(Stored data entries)
___

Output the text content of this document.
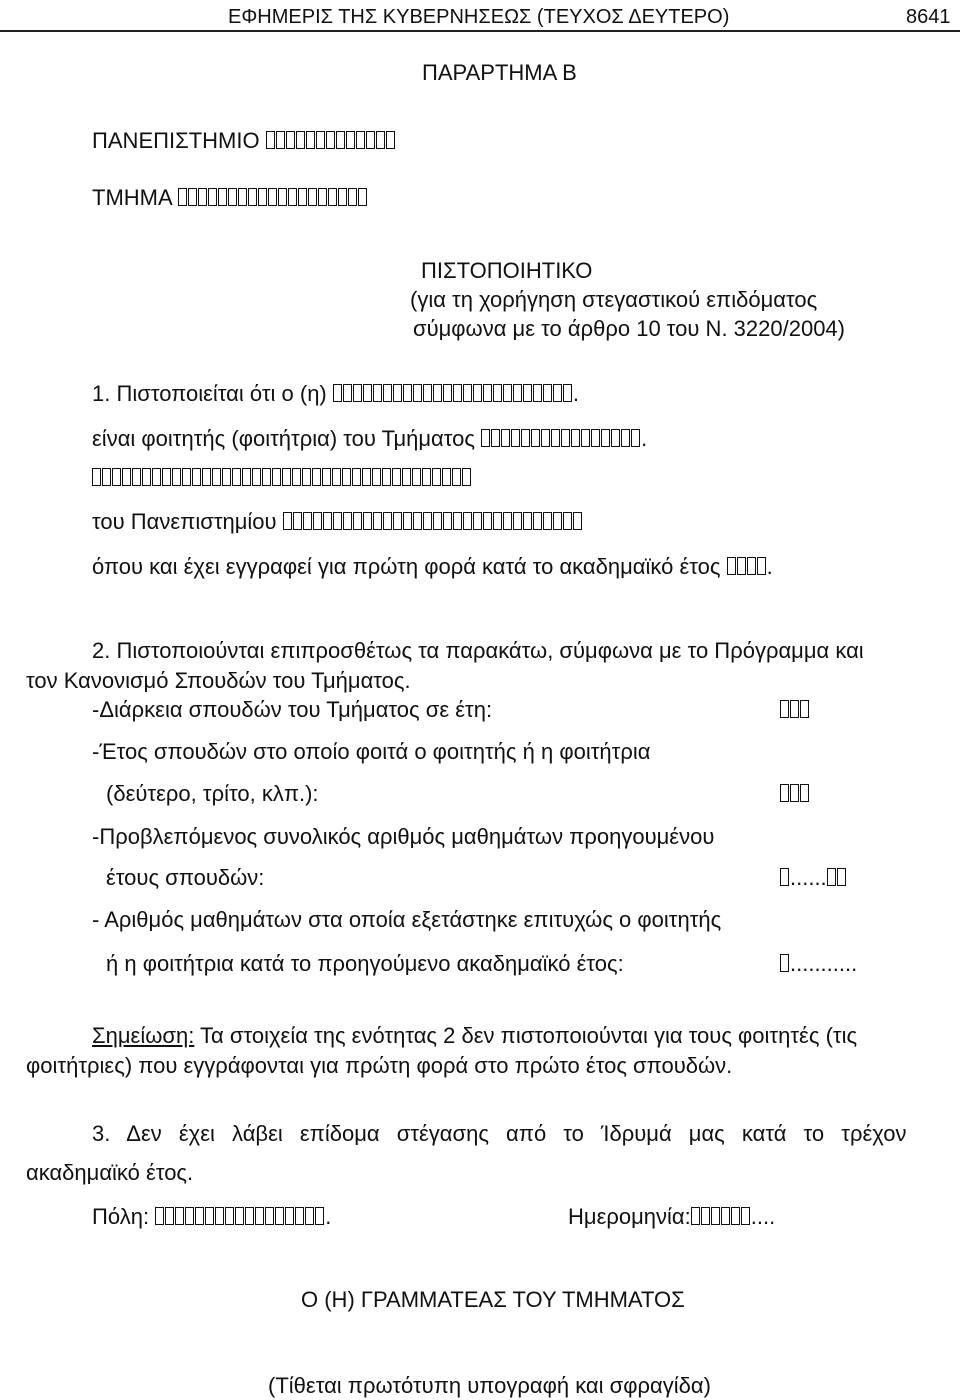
ΕΦΗΜΕΡΙΣ ΤΗΣ ΚΥΒΕΡΝΗΣΕΩΣ (ΤΕΥΧΟΣ ΔΕΥΤΕΡΟ)	8641
ΠΑΡΑΡΤΗΜΑ Β
ΠΑΝΕΠΙΣΤΗΜΙΟ
ΤΜΗΜΑ
ΠΙΣΤΟΠΟΙΗΤΙΚΟ
(για τη χορήγηση στεγαστικού επιδόματος
σύμφωνα με το άρθρο 10 του Ν. 3220/2004)
1. Πιστοποιείται ότι ο (η)	.
είναι φοιτητής (φοιτήτρια) του Τμήματος	.
του Πανεπιστημίου
όπου και έχει εγγραφεί για πρώτη φορά κατά το ακαδημαϊκό έτος .
2. Πιστοποιούνται επιπροσθέτως τα παρακάτω, σύμφωνα με το Πρόγραμμα και
τον Κανονισμό Σπουδών του Τμήματος.
-Διάρκεια σπουδών του Τμήματος σε έτη:
-Έτος σπουδών στο οποίο φοιτά ο φοιτητής ή η φοιτήτρια
(δεύτερο, τρίτο, κλπ.):
-Προβλεπόμενος συνολικός αριθμός μαθημάτων προηγουμένου
έτους σπουδών:	......
- Αριθμός μαθημάτων στα οποία εξετάστηκε επιτυχώς ο φοιτητής
ή η φοιτήτρια κατά το προηγούμενο ακαδημαϊκό έτος:	...........
Σημείωση: Τα στοιχεία της ενότητας 2 δεν πιστοποιούνται για τους φοιτητές (τις
φοιτήτριες) που εγγράφονται για πρώτη φορά στο πρώτο έτος σπουδών.
3. Δεν έχει λάβει επίδομα στέγασης από το Ίδρυμά μας κατά το τρέχον
ακαδημαϊκό έτος.
Πόλη:	.	Ημερομηνία:	....
Ο (Η) ΓΡΑΜΜΑΤΕΑΣ ΤΟΥ ΤΜΗΜΑΤΟΣ
(Τίθεται πρωτότυπη υπογραφή και σφραγίδα)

___

Given request – Omit the pictures. Output every record above word for word.

Exercise solution –
Output the text content of this document.
ΕΦΗΜΕΡΙΣ ΤΗΣ ΚΥΒΕΡΝΗΣΕΩΣ (ΤΕΥΧΟΣ ΔΕΥΤΕΡΟ)	8641
ΠΑΡΑΡΤΗΜΑ Β
ΠΑΝΕΠΙΣΤΗΜΙΟ
ΤΜΗΜΑ
ΠΙΣΤΟΠΟΙΗΤΙΚΟ
(για τη χορήγηση στεγαστικού επιδόματος
σύμφωνα με το άρθρο 10 του Ν. 3220/2004)
1. Πιστοποιείται ότι ο (η)	.
είναι φοιτητής (φοιτήτρια) του Τμήματος	.
του Πανεπιστημίου
όπου και έχει εγγραφεί για πρώτη φορά κατά το ακαδημαϊκό έτος .
2. Πιστοποιούνται επιπροσθέτως τα παρακάτω, σύμφωνα με το Πρόγραμμα και
τον Κανονισμό Σπουδών του Τμήματος.
-Διάρκεια σπουδών του Τμήματος σε έτη:
-Έτος σπουδών στο οποίο φοιτά ο φοιτητής ή η φοιτήτρια
(δεύτερο, τρίτο, κλπ.):
-Προβλεπόμενος συνολικός αριθμός μαθημάτων προηγουμένου
έτους σπουδών:	......
- Αριθμός μαθημάτων στα οποία εξετάστηκε επιτυχώς ο φοιτητής
ή η φοιτήτρια κατά το προηγούμενο ακαδημαϊκό έτος:	...........
Σημείωση: Τα στοιχεία της ενότητας 2 δεν πιστοποιούνται για τους φοιτητές (τις
φοιτήτριες) που εγγράφονται για πρώτη φορά στο πρώτο έτος σπουδών.
3. Δεν έχει λάβει επίδομα στέγασης από το Ίδρυμά μας κατά το τρέχον
ακαδημαϊκό έτος.
Πόλη:	.	Ημερομηνία:	....
Ο (Η) ΓΡΑΜΜΑΤΕΑΣ ΤΟΥ ΤΜΗΜΑΤΟΣ
(Τίθεται πρωτότυπη υπογραφή και σφραγίδα)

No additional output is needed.